[Data records]
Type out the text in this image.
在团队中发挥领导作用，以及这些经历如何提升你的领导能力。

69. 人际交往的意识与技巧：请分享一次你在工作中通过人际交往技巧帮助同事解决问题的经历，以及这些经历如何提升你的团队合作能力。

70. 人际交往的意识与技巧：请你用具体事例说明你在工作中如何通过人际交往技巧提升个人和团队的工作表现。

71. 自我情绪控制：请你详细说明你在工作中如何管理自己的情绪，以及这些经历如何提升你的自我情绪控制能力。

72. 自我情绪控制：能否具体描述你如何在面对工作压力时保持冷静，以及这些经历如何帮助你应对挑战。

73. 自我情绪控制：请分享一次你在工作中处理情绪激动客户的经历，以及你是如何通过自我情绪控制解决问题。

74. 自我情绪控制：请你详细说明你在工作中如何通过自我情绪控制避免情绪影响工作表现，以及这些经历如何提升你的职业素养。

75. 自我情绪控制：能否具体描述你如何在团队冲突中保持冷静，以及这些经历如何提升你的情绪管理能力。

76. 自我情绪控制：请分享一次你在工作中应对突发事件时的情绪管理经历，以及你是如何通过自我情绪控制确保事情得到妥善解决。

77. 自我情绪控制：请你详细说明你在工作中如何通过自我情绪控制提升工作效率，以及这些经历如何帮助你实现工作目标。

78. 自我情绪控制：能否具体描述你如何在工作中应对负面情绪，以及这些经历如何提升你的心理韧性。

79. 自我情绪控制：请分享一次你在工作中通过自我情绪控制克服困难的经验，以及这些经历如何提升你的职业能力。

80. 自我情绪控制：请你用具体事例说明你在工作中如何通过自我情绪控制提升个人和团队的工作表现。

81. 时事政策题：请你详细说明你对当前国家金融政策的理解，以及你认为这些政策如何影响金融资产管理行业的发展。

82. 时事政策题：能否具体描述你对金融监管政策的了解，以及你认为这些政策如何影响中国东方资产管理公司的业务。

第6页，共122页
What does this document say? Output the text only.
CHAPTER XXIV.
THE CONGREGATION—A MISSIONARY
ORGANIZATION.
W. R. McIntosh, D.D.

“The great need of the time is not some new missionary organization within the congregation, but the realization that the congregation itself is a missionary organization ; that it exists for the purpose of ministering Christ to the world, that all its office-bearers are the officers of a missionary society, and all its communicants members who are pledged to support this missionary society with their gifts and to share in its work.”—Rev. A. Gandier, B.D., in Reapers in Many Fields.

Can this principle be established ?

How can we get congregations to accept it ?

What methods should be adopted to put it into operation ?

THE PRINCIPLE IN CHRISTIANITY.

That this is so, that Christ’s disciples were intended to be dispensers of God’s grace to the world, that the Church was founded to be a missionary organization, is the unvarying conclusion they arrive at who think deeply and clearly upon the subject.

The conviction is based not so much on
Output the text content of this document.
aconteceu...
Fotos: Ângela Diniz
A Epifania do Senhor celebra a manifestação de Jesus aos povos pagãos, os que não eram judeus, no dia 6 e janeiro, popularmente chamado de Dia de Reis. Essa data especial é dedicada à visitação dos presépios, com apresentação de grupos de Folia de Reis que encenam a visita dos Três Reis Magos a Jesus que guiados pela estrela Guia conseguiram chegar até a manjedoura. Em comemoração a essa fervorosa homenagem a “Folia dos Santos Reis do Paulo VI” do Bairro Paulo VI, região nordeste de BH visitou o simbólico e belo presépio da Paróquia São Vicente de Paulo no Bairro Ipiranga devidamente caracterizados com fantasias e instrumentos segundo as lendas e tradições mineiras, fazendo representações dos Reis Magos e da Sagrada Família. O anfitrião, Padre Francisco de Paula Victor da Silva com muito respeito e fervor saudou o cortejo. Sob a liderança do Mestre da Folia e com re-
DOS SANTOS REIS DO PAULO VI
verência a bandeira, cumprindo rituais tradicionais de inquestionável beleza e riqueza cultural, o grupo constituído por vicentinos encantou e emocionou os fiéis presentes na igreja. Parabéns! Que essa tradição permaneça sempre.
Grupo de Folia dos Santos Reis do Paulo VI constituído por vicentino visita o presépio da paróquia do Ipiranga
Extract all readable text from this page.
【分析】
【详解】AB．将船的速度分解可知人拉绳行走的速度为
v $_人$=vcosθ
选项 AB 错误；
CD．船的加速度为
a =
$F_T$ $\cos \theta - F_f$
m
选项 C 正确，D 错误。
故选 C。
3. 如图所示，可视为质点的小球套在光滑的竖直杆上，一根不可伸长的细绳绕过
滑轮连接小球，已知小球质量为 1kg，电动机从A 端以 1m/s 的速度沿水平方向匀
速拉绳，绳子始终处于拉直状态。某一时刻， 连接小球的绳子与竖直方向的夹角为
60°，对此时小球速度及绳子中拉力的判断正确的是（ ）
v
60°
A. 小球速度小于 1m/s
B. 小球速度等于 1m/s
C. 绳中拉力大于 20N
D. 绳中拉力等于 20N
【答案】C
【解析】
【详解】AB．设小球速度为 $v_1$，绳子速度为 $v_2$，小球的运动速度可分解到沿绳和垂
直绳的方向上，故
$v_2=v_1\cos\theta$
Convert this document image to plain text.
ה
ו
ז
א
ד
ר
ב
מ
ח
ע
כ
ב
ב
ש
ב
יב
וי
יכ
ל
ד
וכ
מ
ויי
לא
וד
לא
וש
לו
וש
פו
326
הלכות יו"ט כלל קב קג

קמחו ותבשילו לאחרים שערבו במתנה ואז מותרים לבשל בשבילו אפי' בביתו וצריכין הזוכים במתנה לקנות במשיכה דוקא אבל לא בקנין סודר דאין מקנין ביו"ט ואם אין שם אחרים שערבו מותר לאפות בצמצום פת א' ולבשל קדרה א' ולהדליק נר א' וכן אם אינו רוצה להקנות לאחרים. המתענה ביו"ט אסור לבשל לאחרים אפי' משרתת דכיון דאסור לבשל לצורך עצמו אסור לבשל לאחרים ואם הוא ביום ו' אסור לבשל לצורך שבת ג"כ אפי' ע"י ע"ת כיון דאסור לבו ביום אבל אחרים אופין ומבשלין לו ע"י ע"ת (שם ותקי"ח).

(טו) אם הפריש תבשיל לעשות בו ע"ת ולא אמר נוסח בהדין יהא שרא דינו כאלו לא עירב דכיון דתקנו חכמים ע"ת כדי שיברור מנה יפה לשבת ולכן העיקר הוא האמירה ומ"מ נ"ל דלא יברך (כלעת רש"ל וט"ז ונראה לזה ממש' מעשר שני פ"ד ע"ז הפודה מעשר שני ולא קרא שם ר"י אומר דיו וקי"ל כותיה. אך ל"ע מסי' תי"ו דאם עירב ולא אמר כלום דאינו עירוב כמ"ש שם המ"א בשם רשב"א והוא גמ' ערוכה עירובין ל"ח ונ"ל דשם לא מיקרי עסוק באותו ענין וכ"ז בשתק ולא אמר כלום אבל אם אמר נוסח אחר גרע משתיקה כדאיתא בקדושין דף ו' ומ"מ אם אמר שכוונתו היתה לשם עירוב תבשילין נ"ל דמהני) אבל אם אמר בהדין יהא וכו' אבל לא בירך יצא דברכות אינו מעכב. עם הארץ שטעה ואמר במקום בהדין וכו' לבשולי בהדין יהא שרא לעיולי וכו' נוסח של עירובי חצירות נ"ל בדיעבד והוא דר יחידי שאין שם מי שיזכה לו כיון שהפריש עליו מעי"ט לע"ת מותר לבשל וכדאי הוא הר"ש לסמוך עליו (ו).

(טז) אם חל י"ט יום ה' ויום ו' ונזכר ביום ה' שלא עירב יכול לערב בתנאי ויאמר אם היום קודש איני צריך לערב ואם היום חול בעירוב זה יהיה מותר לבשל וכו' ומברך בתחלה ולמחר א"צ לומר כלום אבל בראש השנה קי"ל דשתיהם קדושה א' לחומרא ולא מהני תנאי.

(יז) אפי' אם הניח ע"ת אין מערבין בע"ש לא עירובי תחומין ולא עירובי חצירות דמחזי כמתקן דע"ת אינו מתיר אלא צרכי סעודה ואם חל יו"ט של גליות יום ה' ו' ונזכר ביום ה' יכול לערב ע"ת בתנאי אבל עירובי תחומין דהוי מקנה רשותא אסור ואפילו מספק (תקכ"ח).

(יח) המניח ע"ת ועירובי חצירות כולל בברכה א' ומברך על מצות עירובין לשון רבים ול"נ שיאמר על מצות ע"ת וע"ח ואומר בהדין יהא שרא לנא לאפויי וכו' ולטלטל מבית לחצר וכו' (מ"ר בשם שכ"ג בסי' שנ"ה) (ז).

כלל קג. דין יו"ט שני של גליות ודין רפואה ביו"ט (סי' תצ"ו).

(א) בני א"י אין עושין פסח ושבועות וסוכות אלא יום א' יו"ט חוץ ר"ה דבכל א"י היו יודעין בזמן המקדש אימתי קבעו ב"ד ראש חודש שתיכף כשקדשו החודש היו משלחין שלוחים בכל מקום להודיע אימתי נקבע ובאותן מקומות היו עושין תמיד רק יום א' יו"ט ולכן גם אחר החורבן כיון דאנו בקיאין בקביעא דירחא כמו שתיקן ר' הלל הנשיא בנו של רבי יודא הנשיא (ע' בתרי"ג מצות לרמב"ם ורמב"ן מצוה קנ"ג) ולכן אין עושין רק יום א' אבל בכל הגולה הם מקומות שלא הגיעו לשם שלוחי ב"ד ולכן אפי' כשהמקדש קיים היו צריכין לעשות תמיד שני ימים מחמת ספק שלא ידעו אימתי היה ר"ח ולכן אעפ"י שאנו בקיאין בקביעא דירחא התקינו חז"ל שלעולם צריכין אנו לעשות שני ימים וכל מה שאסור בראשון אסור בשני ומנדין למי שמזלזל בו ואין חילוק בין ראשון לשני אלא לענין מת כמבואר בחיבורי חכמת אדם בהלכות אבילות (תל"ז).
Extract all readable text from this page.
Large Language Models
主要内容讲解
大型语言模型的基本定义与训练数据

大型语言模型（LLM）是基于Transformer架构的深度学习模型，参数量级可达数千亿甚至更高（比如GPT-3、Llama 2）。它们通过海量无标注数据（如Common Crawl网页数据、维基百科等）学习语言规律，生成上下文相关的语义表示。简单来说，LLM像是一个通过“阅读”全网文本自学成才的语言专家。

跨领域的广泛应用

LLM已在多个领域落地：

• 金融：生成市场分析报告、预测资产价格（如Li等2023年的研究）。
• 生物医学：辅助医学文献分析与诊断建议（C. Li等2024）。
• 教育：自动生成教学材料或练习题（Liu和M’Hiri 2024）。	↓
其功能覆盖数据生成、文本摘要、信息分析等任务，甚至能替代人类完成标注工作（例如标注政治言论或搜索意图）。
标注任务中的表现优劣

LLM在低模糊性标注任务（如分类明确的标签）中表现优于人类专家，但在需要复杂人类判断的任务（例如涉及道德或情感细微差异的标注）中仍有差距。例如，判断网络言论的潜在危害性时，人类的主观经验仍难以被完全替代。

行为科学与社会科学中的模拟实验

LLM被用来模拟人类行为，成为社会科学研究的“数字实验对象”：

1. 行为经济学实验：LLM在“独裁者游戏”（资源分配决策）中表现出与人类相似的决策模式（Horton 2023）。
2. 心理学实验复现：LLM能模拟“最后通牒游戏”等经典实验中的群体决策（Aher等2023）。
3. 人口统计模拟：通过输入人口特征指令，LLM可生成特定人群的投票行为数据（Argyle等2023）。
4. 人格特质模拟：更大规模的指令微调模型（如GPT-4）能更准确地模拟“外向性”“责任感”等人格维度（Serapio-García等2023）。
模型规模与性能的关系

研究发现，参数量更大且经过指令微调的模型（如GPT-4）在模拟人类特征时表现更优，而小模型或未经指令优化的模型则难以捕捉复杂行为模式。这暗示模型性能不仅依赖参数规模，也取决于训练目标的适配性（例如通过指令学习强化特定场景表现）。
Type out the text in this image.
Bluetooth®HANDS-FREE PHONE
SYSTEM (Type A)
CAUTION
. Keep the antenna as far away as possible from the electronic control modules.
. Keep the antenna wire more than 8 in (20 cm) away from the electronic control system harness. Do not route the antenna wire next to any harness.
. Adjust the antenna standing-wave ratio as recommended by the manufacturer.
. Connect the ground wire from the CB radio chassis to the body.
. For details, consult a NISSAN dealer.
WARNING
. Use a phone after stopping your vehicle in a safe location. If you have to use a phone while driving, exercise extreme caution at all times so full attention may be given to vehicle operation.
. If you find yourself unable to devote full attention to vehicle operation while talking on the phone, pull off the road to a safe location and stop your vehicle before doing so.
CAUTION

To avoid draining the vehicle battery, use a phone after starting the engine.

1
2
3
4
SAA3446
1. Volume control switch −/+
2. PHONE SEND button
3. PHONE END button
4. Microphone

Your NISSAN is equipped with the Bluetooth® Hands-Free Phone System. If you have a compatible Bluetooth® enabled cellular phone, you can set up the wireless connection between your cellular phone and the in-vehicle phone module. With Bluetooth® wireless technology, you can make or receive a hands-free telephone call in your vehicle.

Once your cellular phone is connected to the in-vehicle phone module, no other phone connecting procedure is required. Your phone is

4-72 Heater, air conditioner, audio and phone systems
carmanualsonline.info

*TASK PROMPT*:
Pull out all lines containing "cellular".

*SOLUTION TO THE EXERCISE*:
Your NISSAN is equipped with the Bluetooth® Hands-Free Phone System. If you have a compatible Bluetooth® enabled cellular phone, you can set up the wireless connection between your cellular phone and the in-vehicle phone module. With Bluetooth® wireless technology, you can make or receive a hands-free telephone call in your vehicle.
Once your cellular phone is connected to the in-vehicle phone module, no other phone connecting procedure is required. Your phone is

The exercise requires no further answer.